Data records

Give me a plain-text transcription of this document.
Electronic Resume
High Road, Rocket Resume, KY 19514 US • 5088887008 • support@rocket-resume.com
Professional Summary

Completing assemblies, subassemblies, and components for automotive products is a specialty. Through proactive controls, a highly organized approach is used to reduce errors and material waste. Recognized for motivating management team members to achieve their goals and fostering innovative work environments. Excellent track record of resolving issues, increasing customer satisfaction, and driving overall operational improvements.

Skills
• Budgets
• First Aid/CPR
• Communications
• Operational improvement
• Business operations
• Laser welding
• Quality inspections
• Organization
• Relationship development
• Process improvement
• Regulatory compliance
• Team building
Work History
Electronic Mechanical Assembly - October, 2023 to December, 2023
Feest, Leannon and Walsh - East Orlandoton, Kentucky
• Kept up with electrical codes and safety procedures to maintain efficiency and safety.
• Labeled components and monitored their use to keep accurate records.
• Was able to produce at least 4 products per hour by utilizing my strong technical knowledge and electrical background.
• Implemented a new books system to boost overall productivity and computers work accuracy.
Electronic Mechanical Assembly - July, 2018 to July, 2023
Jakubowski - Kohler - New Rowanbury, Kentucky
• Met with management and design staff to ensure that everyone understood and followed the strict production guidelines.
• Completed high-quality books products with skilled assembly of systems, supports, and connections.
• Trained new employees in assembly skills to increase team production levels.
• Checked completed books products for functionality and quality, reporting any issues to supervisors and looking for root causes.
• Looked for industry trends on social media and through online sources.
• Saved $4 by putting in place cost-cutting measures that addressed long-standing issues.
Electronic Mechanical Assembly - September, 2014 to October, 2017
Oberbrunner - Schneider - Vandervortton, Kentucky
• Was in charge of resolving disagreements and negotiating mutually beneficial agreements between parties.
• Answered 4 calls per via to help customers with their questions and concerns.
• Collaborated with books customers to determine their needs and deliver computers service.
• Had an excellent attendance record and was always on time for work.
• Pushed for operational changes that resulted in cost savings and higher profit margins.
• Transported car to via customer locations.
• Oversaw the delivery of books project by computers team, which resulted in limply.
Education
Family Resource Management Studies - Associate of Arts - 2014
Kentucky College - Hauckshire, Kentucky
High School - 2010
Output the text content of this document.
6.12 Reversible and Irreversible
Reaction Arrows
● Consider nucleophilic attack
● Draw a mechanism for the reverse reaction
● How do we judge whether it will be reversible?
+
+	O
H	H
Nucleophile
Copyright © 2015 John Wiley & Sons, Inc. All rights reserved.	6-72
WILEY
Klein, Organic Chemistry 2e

PROBLEM DETAILS
Looking at the records above, work out how many lines include the word "components", then give that number by itself.

EXERCISE RESULT
2